* _EXERCISE PROMPT_: The records should be repeated word for word, pictures excluded.

* _DATA SHOWN_:
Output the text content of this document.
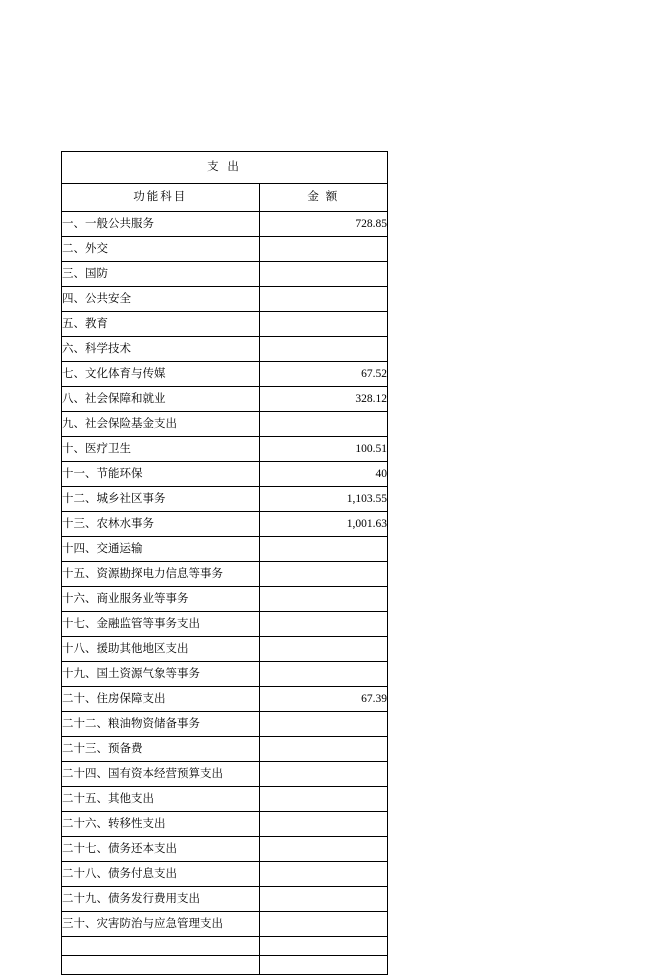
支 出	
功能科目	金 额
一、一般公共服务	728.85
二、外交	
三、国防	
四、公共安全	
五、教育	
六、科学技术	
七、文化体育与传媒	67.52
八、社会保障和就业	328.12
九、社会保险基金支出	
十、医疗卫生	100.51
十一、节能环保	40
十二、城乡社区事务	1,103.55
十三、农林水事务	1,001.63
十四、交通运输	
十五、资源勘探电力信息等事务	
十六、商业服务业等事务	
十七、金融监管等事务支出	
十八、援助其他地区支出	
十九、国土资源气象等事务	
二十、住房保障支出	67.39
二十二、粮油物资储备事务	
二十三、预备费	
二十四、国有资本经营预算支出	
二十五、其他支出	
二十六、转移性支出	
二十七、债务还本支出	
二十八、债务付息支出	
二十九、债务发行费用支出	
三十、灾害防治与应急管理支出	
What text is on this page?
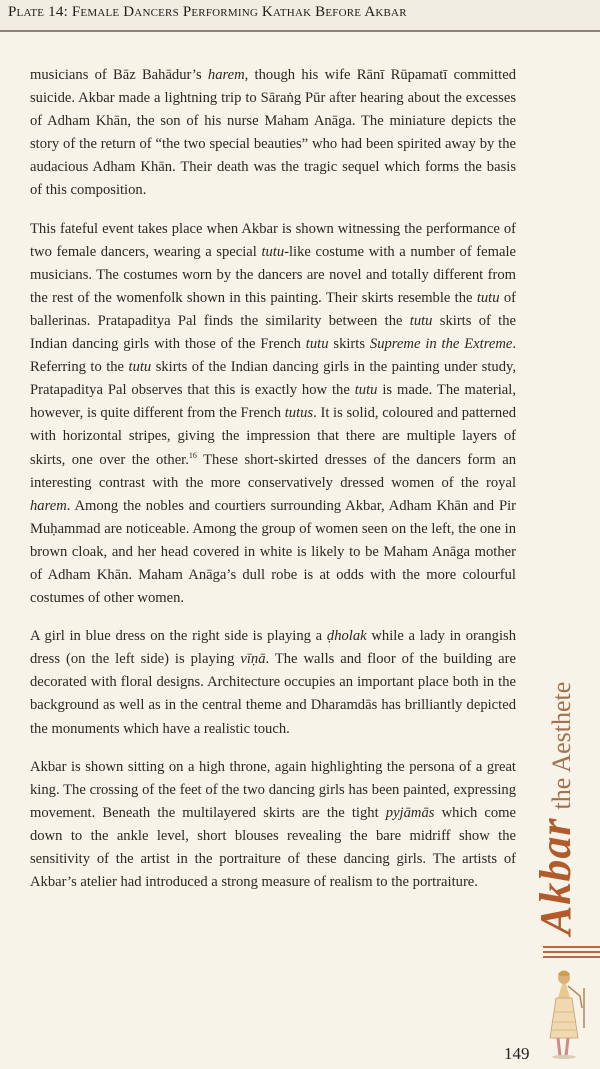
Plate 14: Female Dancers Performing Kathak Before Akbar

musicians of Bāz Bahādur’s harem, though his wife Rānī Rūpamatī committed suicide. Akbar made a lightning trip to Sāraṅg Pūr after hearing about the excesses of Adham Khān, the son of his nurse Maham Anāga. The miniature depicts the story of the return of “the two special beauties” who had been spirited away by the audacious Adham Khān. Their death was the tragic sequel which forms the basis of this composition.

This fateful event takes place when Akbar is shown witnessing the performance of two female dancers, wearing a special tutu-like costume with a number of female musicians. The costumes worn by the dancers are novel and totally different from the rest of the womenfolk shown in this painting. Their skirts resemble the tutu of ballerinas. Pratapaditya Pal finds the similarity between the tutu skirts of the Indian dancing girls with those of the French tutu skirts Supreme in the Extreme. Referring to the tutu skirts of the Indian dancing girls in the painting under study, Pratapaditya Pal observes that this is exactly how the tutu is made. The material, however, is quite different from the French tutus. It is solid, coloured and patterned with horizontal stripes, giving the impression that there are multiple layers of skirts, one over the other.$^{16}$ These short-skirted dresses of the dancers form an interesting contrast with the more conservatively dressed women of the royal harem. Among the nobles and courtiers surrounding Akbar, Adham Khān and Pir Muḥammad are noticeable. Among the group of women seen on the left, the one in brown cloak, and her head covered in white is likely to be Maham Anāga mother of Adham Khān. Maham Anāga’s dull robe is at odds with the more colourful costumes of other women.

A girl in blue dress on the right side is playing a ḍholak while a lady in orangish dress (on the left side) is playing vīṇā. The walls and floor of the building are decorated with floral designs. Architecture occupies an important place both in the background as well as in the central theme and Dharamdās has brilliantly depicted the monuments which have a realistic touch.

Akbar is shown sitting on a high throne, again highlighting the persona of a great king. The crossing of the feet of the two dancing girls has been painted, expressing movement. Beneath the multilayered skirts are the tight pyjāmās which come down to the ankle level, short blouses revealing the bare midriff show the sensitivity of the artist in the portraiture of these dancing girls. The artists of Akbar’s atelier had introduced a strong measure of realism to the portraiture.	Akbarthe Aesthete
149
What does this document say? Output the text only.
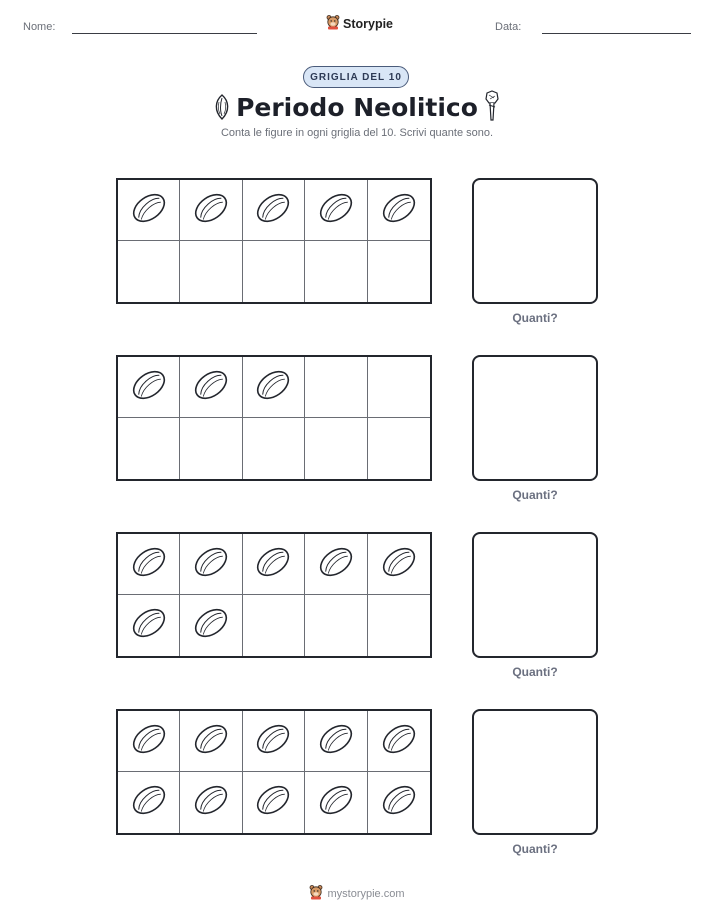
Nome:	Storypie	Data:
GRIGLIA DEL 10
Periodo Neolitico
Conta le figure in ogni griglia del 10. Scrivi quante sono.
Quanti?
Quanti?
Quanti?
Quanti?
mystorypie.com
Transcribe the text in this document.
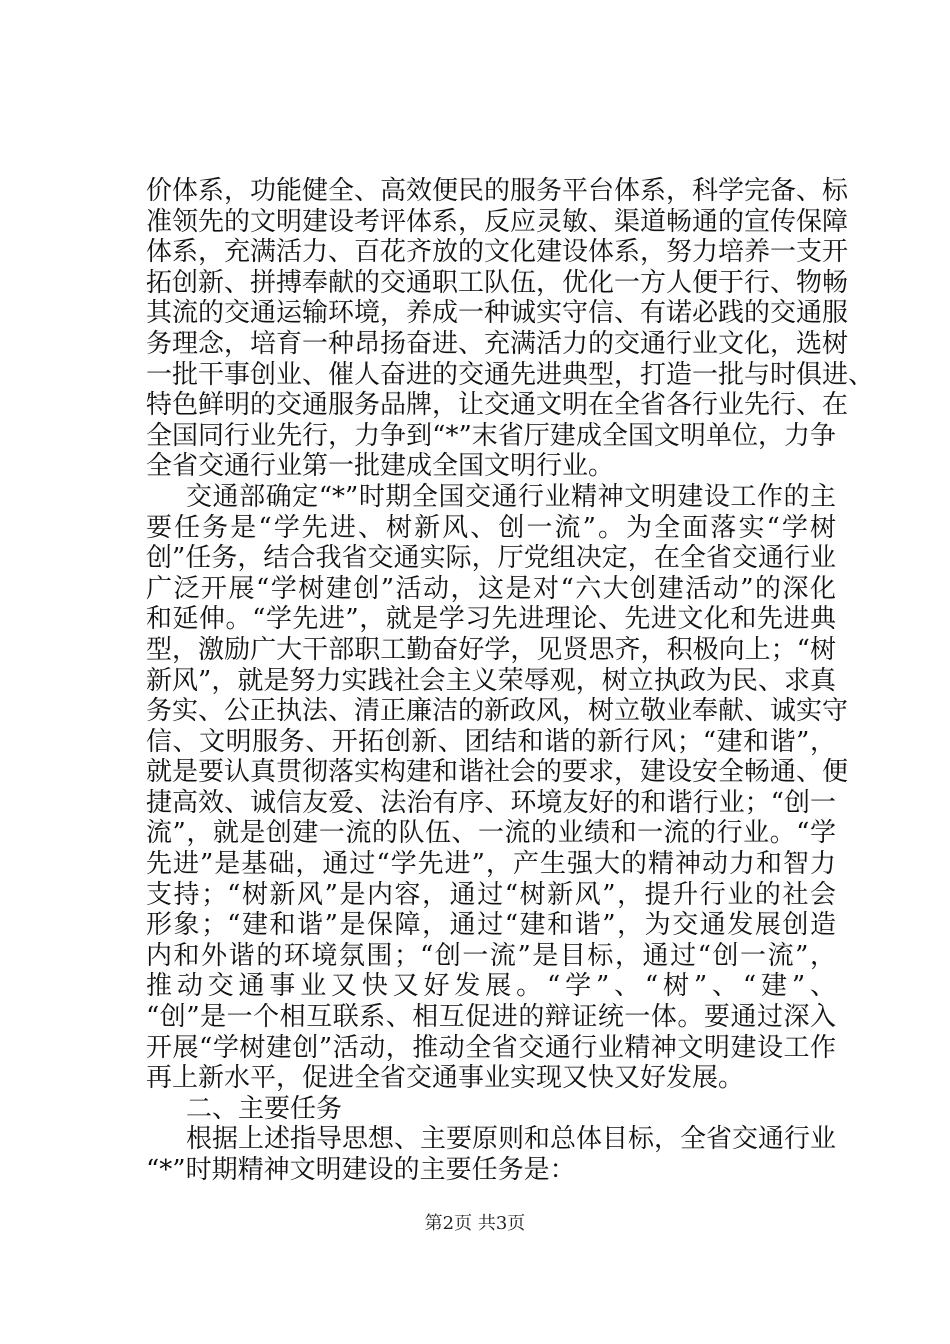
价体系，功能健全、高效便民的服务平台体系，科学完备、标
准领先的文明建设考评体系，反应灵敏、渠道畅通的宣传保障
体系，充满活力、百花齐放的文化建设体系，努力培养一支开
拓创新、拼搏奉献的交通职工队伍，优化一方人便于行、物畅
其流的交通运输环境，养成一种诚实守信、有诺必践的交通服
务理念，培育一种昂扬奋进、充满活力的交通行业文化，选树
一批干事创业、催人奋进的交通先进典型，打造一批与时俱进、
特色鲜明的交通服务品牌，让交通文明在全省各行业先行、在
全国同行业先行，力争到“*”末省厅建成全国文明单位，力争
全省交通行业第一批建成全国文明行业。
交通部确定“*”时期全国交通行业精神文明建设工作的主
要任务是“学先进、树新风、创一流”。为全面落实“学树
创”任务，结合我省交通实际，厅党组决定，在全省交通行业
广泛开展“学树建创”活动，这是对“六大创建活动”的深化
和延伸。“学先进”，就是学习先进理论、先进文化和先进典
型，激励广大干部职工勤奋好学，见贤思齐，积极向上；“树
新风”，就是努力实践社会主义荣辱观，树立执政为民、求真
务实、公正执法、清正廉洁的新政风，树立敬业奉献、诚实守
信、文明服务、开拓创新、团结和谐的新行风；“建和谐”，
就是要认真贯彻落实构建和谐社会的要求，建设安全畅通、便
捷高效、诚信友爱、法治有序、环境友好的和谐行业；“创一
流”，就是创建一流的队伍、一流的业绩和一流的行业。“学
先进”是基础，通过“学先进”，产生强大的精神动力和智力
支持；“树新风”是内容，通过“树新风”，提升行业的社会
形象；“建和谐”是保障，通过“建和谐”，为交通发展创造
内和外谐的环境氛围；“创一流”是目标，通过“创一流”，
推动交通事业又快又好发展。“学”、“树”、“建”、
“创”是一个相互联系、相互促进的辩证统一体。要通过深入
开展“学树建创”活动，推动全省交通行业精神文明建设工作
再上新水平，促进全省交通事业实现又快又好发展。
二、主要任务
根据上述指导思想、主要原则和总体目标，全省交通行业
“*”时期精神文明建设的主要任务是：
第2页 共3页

* _COMPLETED TASK_:
Output the text content of this document.
支 出	
功能科目	金 额
一、一般公共服务	728.85
二、外交	
三、国防	
四、公共安全	
五、教育	
六、科学技术	
七、文化体育与传媒	67.52
八、社会保障和就业	328.12
九、社会保险基金支出	
十、医疗卫生	100.51
十一、节能环保	40
十二、城乡社区事务	1,103.55
十三、农林水事务	1,001.63
十四、交通运输	
十五、资源勘探电力信息等事务	
十六、商业服务业等事务	
十七、金融监管等事务支出	
十八、援助其他地区支出	
十九、国土资源气象等事务	
二十、住房保障支出	67.39
二十二、粮油物资储备事务	
二十三、预备费	
二十四、国有资本经营预算支出	
二十五、其他支出	
二十六、转移性支出	
二十七、债务还本支出	
二十八、债务付息支出	
二十九、债务发行费用支出	
三十、灾害防治与应急管理支出	
What text is on this page?
Plate 14: Female Dancers Performing Kathak Before Akbar

musicians of Bāz Bahādur’s harem, though his wife Rānī Rūpamatī committed suicide. Akbar made a lightning trip to Sāraṅg Pūr after hearing about the excesses of Adham Khān, the son of his nurse Maham Anāga. The miniature depicts the story of the return of “the two special beauties” who had been spirited away by the audacious Adham Khān. Their death was the tragic sequel which forms the basis of this composition.

This fateful event takes place when Akbar is shown witnessing the performance of two female dancers, wearing a special tutu-like costume with a number of female musicians. The costumes worn by the dancers are novel and totally different from the rest of the womenfolk shown in this painting. Their skirts resemble the tutu of ballerinas. Pratapaditya Pal finds the similarity between the tutu skirts of the Indian dancing girls with those of the French tutu skirts Supreme in the Extreme. Referring to the tutu skirts of the Indian dancing girls in the painting under study, Pratapaditya Pal observes that this is exactly how the tutu is made. The material, however, is quite different from the French tutus. It is solid, coloured and patterned with horizontal stripes, giving the impression that there are multiple layers of skirts, one over the other.$^{16}$ These short-skirted dresses of the dancers form an interesting contrast with the more conservatively dressed women of the royal harem. Among the nobles and courtiers surrounding Akbar, Adham Khān and Pir Muḥammad are noticeable. Among the group of women seen on the left, the one in brown cloak, and her head covered in white is likely to be Maham Anāga mother of Adham Khān. Maham Anāga’s dull robe is at odds with the more colourful costumes of other women.

A girl in blue dress on the right side is playing a ḍholak while a lady in orangish dress (on the left side) is playing vīṇā. The walls and floor of the building are decorated with floral designs. Architecture occupies an important place both in the background as well as in the central theme and Dharamdās has brilliantly depicted the monuments which have a realistic touch.

Akbar is shown sitting on a high throne, again highlighting the persona of a great king. The crossing of the feet of the two dancing girls has been painted, expressing movement. Beneath the multilayered skirts are the tight pyjāmās which come down to the ankle level, short blouses revealing the bare midriff show the sensitivity of the artist in the portraiture of these dancing girls. The artists of Akbar’s atelier had introduced a strong measure of realism to the portraiture.	Akbarthe Aesthete
149
What does this document say? Output the text only.
Nome:	Storypie	Data:
GRIGLIA DEL 10
Periodo Neolitico
Conta le figure in ogni griglia del 10. Scrivi quante sono.
Quanti?
Quanti?
Quanti?
Quanti?
mystorypie.com
Transcribe the text in this document.
价体系，功能健全、高效便民的服务平台体系，科学完备、标
准领先的文明建设考评体系，反应灵敏、渠道畅通的宣传保障
体系，充满活力、百花齐放的文化建设体系，努力培养一支开
拓创新、拼搏奉献的交通职工队伍，优化一方人便于行、物畅
其流的交通运输环境，养成一种诚实守信、有诺必践的交通服
务理念，培育一种昂扬奋进、充满活力的交通行业文化，选树
一批干事创业、催人奋进的交通先进典型，打造一批与时俱进、
特色鲜明的交通服务品牌，让交通文明在全省各行业先行、在
全国同行业先行，力争到“*”末省厅建成全国文明单位，力争
全省交通行业第一批建成全国文明行业。
交通部确定“*”时期全国交通行业精神文明建设工作的主
要任务是“学先进、树新风、创一流”。为全面落实“学树
创”任务，结合我省交通实际，厅党组决定，在全省交通行业
广泛开展“学树建创”活动，这是对“六大创建活动”的深化
和延伸。“学先进”，就是学习先进理论、先进文化和先进典
型，激励广大干部职工勤奋好学，见贤思齐，积极向上；“树
新风”，就是努力实践社会主义荣辱观，树立执政为民、求真
务实、公正执法、清正廉洁的新政风，树立敬业奉献、诚实守
信、文明服务、开拓创新、团结和谐的新行风；“建和谐”，
就是要认真贯彻落实构建和谐社会的要求，建设安全畅通、便
捷高效、诚信友爱、法治有序、环境友好的和谐行业；“创一
流”，就是创建一流的队伍、一流的业绩和一流的行业。“学
先进”是基础，通过“学先进”，产生强大的精神动力和智力
支持；“树新风”是内容，通过“树新风”，提升行业的社会
形象；“建和谐”是保障，通过“建和谐”，为交通发展创造
内和外谐的环境氛围；“创一流”是目标，通过“创一流”，
推动交通事业又快又好发展。“学”、“树”、“建”、
“创”是一个相互联系、相互促进的辩证统一体。要通过深入
开展“学树建创”活动，推动全省交通行业精神文明建设工作
再上新水平，促进全省交通事业实现又快又好发展。
二、主要任务
根据上述指导思想、主要原则和总体目标，全省交通行业
“*”时期精神文明建设的主要任务是：
第2页 共3页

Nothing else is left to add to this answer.